• DATASET EXCERPTS

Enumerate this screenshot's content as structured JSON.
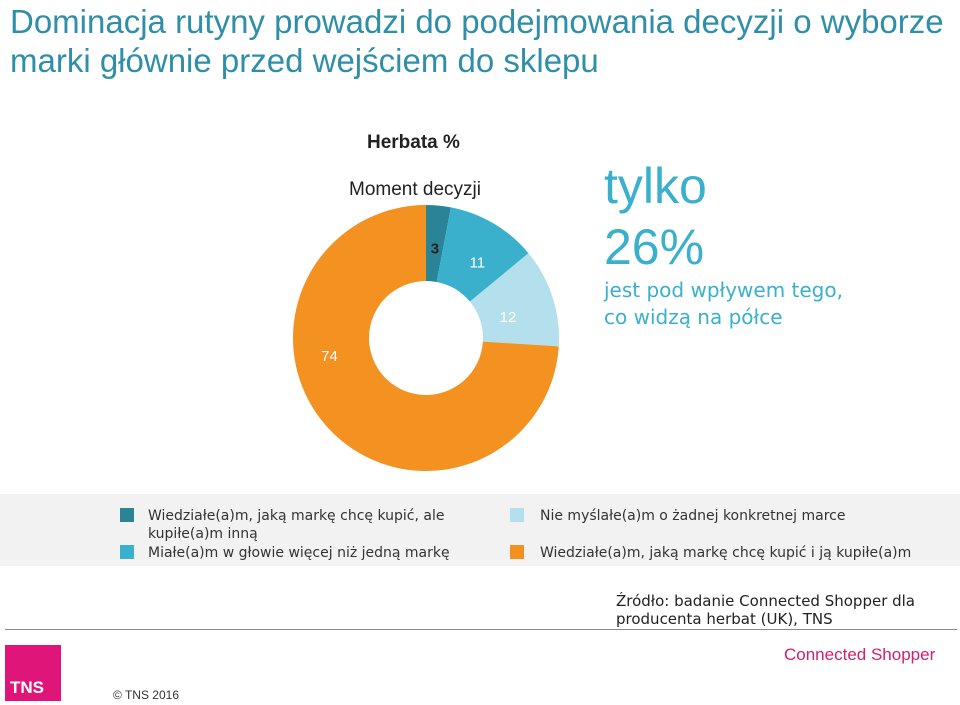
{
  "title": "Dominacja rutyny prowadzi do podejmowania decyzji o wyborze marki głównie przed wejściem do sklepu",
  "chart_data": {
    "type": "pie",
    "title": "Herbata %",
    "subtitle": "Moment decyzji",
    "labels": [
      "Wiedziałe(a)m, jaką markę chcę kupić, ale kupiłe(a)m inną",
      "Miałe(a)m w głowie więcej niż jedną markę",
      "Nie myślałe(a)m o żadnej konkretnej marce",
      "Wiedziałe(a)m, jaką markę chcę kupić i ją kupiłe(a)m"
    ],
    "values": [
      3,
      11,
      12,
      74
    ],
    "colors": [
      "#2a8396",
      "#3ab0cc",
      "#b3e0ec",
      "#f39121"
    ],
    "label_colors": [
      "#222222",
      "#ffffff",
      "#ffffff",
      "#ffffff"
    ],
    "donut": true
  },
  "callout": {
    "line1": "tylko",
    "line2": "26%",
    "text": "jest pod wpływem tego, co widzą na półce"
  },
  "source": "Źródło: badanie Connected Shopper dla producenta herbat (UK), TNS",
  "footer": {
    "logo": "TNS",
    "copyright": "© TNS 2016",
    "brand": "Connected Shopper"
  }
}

• WRITTEN TASK
Using the data above, write out every line exactly, leaving the images behind.

• EXERCISE OUTPUT
Enumerate this screenshot's content as structured JSON.
{
  "title": "Dominacja rutyny prowadzi do podejmowania decyzji o wyborze marki głównie przed wejściem do sklepu",
  "chart_data": {
    "type": "pie",
    "title": "Herbata %",
    "subtitle": "Moment decyzji",
    "labels": [
      "Wiedziałe(a)m, jaką markę chcę kupić, ale kupiłe(a)m inną",
      "Miałe(a)m w głowie więcej niż jedną markę",
      "Nie myślałe(a)m o żadnej konkretnej marce",
      "Wiedziałe(a)m, jaką markę chcę kupić i ją kupiłe(a)m"
    ],
    "values": [
      3,
      11,
      12,
      74
    ],
    "colors": [
      "#2a8396",
      "#3ab0cc",
      "#b3e0ec",
      "#f39121"
    ],
    "label_colors": [
      "#222222",
      "#ffffff",
      "#ffffff",
      "#ffffff"
    ],
    "donut": true
  },
  "callout": {
    "line1": "tylko",
    "line2": "26%",
    "text": "jest pod wpływem tego, co widzą na półce"
  },
  "source": "Źródło: badanie Connected Shopper dla producenta herbat (UK), TNS",
  "footer": {
    "logo": "TNS",
    "copyright": "© TNS 2016",
    "brand": "Connected Shopper"
  }
}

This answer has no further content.